Problem description: Reproduce the listing below in full and without alteration, apart from its pictures.

---------- Entries supplied ----------

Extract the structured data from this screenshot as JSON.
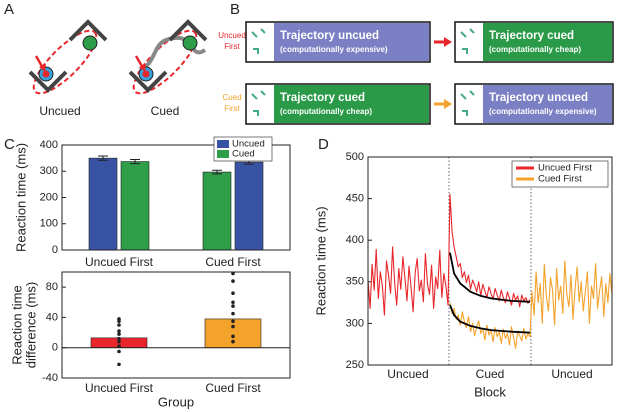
{
  "panels": {
    "A": {
      "label": "A",
      "captions": [
        "Uncued",
        "Cued"
      ]
    },
    "B": {
      "label": "B",
      "rows": [
        {
          "name": [
            "Uncued",
            "First"
          ],
          "color": "#e8262c",
          "boxes": [
            {
              "title": "Trajectory uncued",
              "note": "(computationally expensive)",
              "color": "#7b7fc4"
            },
            {
              "title": "Trajectory cued",
              "note": "(computationally cheap)",
              "color": "#2a9a48"
            }
          ]
        },
        {
          "name": [
            "Cued",
            "First"
          ],
          "color": "#f3a22c",
          "boxes": [
            {
              "title": "Trajectory cued",
              "note": "(computationally cheap)",
              "color": "#2a9a48"
            },
            {
              "title": "Trajectory uncued",
              "note": "(computationally expensive)",
              "color": "#7b7fc4"
            }
          ]
        }
      ]
    },
    "C": {
      "label": "C"
    },
    "D": {
      "label": "D"
    }
  },
  "chart_data": [
    {
      "type": "bar",
      "categories": [
        "Uncued First",
        "Cued First"
      ],
      "series": [
        {
          "name": "Uncued",
          "color": "#3953a4",
          "values": [
            350,
            335
          ],
          "errors": [
            8,
            8
          ]
        },
        {
          "name": "Cued",
          "color": "#2e9e48",
          "values": [
            337,
            297
          ],
          "errors": [
            8,
            7
          ]
        }
      ],
      "ylim": [
        0,
        400
      ],
      "yticks": [
        0,
        100,
        200,
        300,
        400
      ],
      "y_label": "Reaction time (ms)",
      "legend": "upper right"
    },
    {
      "type": "bar_points",
      "categories": [
        "Uncued First",
        "Cued First"
      ],
      "values": [
        13,
        38
      ],
      "colors": [
        "#e8262c",
        "#f3a22c"
      ],
      "points": [
        [
          38,
          35,
          30,
          22,
          18,
          12,
          8,
          2,
          -5,
          -22
        ],
        [
          98,
          88,
          72,
          60,
          55,
          45,
          35,
          28,
          15,
          8
        ]
      ],
      "ylim": [
        -40,
        100
      ],
      "yticks": [
        -40,
        0,
        40,
        80
      ],
      "y_label": [
        "Reaction time",
        "difference (ms)"
      ],
      "x_label": "Group"
    },
    {
      "type": "line",
      "blocks": [
        "Uncued",
        "Cued",
        "Uncued"
      ],
      "x_label": "Block",
      "y_label": "Reaction time (ms)",
      "xlim": [
        0,
        119
      ],
      "ylim": [
        250,
        500
      ],
      "yticks": [
        250,
        300,
        350,
        400,
        450,
        500
      ],
      "legend": "upper right",
      "series": [
        {
          "name": "Uncued First",
          "color": "#e8262c",
          "values": [
            352,
            318,
            371,
            340,
            389,
            330,
            362,
            345,
            310,
            375,
            358,
            336,
            392,
            348,
            322,
            366,
            341,
            380,
            355,
            327,
            369,
            343,
            314,
            361,
            378,
            339,
            352,
            326,
            384,
            347,
            335,
            370,
            318,
            356,
            342,
            388,
            331,
            360,
            345,
            322,
            455,
            410,
            392,
            380,
            368,
            372,
            355,
            362,
            349,
            358,
            341,
            352,
            346,
            338,
            350,
            333,
            347,
            339,
            331,
            344,
            336,
            329,
            342,
            334,
            327,
            340,
            331,
            325,
            338,
            330,
            322,
            336,
            328,
            333,
            320,
            334,
            327,
            331,
            324,
            329,
            null,
            null,
            null,
            null,
            null,
            null,
            null,
            null,
            null,
            null,
            null,
            null,
            null,
            null,
            null,
            null,
            null,
            null,
            null,
            null,
            null,
            null,
            null,
            null,
            null,
            null,
            null,
            null,
            null,
            null,
            null,
            null,
            null,
            null,
            null,
            null,
            null,
            null,
            null,
            null
          ]
        },
        {
          "name": "Cued First",
          "color": "#f3a22c",
          "values": [
            null,
            null,
            null,
            null,
            null,
            null,
            null,
            null,
            null,
            null,
            null,
            null,
            null,
            null,
            null,
            null,
            null,
            null,
            null,
            null,
            null,
            null,
            null,
            null,
            null,
            null,
            null,
            null,
            null,
            null,
            null,
            null,
            null,
            null,
            null,
            null,
            null,
            null,
            null,
            null,
            325,
            312,
            318,
            305,
            310,
            298,
            314,
            302,
            295,
            308,
            290,
            300,
            285,
            296,
            303,
            288,
            294,
            280,
            298,
            286,
            292,
            278,
            295,
            284,
            290,
            276,
            293,
            282,
            288,
            274,
            296,
            283,
            270,
            291,
            285,
            279,
            294,
            281,
            288,
            284,
            338,
            310,
            362,
            325,
            348,
            300,
            371,
            332,
            315,
            355,
            340,
            298,
            366,
            328,
            345,
            312,
            375,
            335,
            320,
            358,
            305,
            342,
            368,
            326,
            350,
            315,
            338,
            362,
            300,
            345,
            330,
            372,
            318,
            340,
            356,
            308,
            348,
            325,
            360,
            335
          ]
        }
      ],
      "fits": [
        {
          "color": "#000000",
          "x": [
            40,
            42,
            45,
            50,
            55,
            60,
            70,
            79
          ],
          "values": [
            385,
            360,
            348,
            338,
            333,
            330,
            327,
            326
          ]
        },
        {
          "color": "#000000",
          "x": [
            40,
            42,
            45,
            50,
            55,
            60,
            70,
            79
          ],
          "values": [
            322,
            310,
            302,
            297,
            294,
            292,
            290,
            289
          ]
        }
      ]
    }
  ]
}
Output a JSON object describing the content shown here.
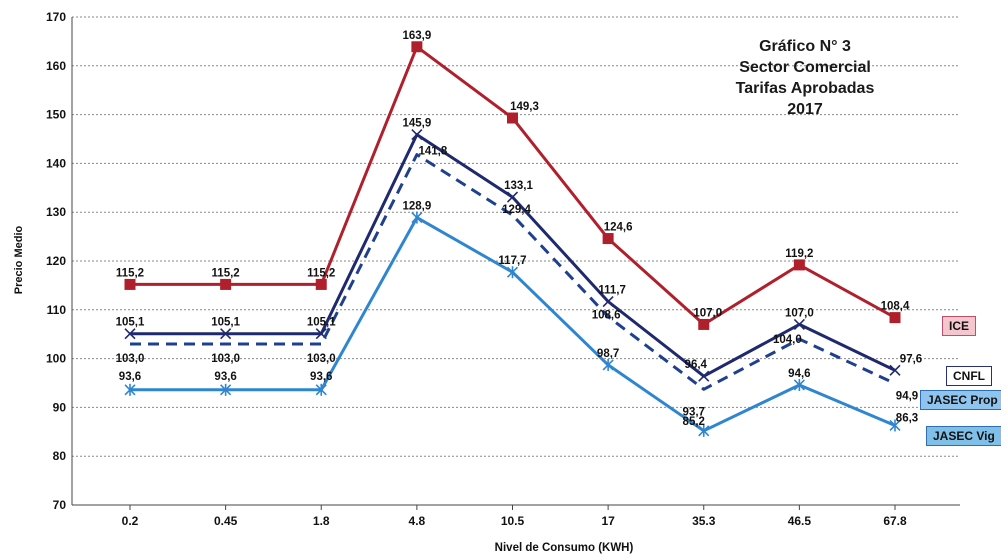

----------

Solution:
Extract the structured data from this screenshot as JSON.
{
  "panels": {
    "A": {
      "label": "A",
      "captions": [
        "Uncued",
        "Cued"
      ]
    },
    "B": {
      "label": "B",
      "rows": [
        {
          "name": [
            "Uncued",
            "First"
          ],
          "color": "#e8262c",
          "boxes": [
            {
              "title": "Trajectory uncued",
              "note": "(computationally expensive)",
              "color": "#7b7fc4"
            },
            {
              "title": "Trajectory cued",
              "note": "(computationally cheap)",
              "color": "#2a9a48"
            }
          ]
        },
        {
          "name": [
            "Cued",
            "First"
          ],
          "color": "#f3a22c",
          "boxes": [
            {
              "title": "Trajectory cued",
              "note": "(computationally cheap)",
              "color": "#2a9a48"
            },
            {
              "title": "Trajectory uncued",
              "note": "(computationally expensive)",
              "color": "#7b7fc4"
            }
          ]
        }
      ]
    },
    "C": {
      "label": "C"
    },
    "D": {
      "label": "D"
    }
  },
  "chart_data": [
    {
      "type": "bar",
      "categories": [
        "Uncued First",
        "Cued First"
      ],
      "series": [
        {
          "name": "Uncued",
          "color": "#3953a4",
          "values": [
            350,
            335
          ],
          "errors": [
            8,
            8
          ]
        },
        {
          "name": "Cued",
          "color": "#2e9e48",
          "values": [
            337,
            297
          ],
          "errors": [
            8,
            7
          ]
        }
      ],
      "ylim": [
        0,
        400
      ],
      "yticks": [
        0,
        100,
        200,
        300,
        400
      ],
      "y_label": "Reaction time (ms)",
      "legend": "upper right"
    },
    {
      "type": "bar_points",
      "categories": [
        "Uncued First",
        "Cued First"
      ],
      "values": [
        13,
        38
      ],
      "colors": [
        "#e8262c",
        "#f3a22c"
      ],
      "points": [
        [
          38,
          35,
          30,
          22,
          18,
          12,
          8,
          2,
          -5,
          -22
        ],
        [
          98,
          88,
          72,
          60,
          55,
          45,
          35,
          28,
          15,
          8
        ]
      ],
      "ylim": [
        -40,
        100
      ],
      "yticks": [
        -40,
        0,
        40,
        80
      ],
      "y_label": [
        "Reaction time",
        "difference (ms)"
      ],
      "x_label": "Group"
    },
    {
      "type": "line",
      "blocks": [
        "Uncued",
        "Cued",
        "Uncued"
      ],
      "x_label": "Block",
      "y_label": "Reaction time (ms)",
      "xlim": [
        0,
        119
      ],
      "ylim": [
        250,
        500
      ],
      "yticks": [
        250,
        300,
        350,
        400,
        450,
        500
      ],
      "legend": "upper right",
      "series": [
        {
          "name": "Uncued First",
          "color": "#e8262c",
          "values": [
            352,
            318,
            371,
            340,
            389,
            330,
            362,
            345,
            310,
            375,
            358,
            336,
            392,
            348,
            322,
            366,
            341,
            380,
            355,
            327,
            369,
            343,
            314,
            361,
            378,
            339,
            352,
            326,
            384,
            347,
            335,
            370,
            318,
            356,
            342,
            388,
            331,
            360,
            345,
            322,
            455,
            410,
            392,
            380,
            368,
            372,
            355,
            362,
            349,
            358,
            341,
            352,
            346,
            338,
            350,
            333,
            347,
            339,
            331,
            344,
            336,
            329,
            342,
            334,
            327,
            340,
            331,
            325,
            338,
            330,
            322,
            336,
            328,
            333,
            320,
            334,
            327,
            331,
            324,
            329,
            null,
            null,
            null,
            null,
            null,
            null,
            null,
            null,
            null,
            null,
            null,
            null,
            null,
            null,
            null,
            null,
            null,
            null,
            null,
            null,
            null,
            null,
            null,
            null,
            null,
            null,
            null,
            null,
            null,
            null,
            null,
            null,
            null,
            null,
            null,
            null,
            null,
            null,
            null,
            null
          ]
        },
        {
          "name": "Cued First",
          "color": "#f3a22c",
          "values": [
            null,
            null,
            null,
            null,
            null,
            null,
            null,
            null,
            null,
            null,
            null,
            null,
            null,
            null,
            null,
            null,
            null,
            null,
            null,
            null,
            null,
            null,
            null,
            null,
            null,
            null,
            null,
            null,
            null,
            null,
            null,
            null,
            null,
            null,
            null,
            null,
            null,
            null,
            null,
            null,
            325,
            312,
            318,
            305,
            310,
            298,
            314,
            302,
            295,
            308,
            290,
            300,
            285,
            296,
            303,
            288,
            294,
            280,
            298,
            286,
            292,
            278,
            295,
            284,
            290,
            276,
            293,
            282,
            288,
            274,
            296,
            283,
            270,
            291,
            285,
            279,
            294,
            281,
            288,
            284,
            338,
            310,
            362,
            325,
            348,
            300,
            371,
            332,
            315,
            355,
            340,
            298,
            366,
            328,
            345,
            312,
            375,
            335,
            320,
            358,
            305,
            342,
            368,
            326,
            350,
            315,
            338,
            362,
            300,
            345,
            330,
            372,
            318,
            340,
            356,
            308,
            348,
            325,
            360,
            335
          ]
        }
      ],
      "fits": [
        {
          "color": "#000000",
          "x": [
            40,
            42,
            45,
            50,
            55,
            60,
            70,
            79
          ],
          "values": [
            385,
            360,
            348,
            338,
            333,
            330,
            327,
            326
          ]
        },
        {
          "color": "#000000",
          "x": [
            40,
            42,
            45,
            50,
            55,
            60,
            70,
            79
          ],
          "values": [
            322,
            310,
            302,
            297,
            294,
            292,
            290,
            289
          ]
        }
      ]
    }
  ]
}
Output a JSON object describing the content shown here.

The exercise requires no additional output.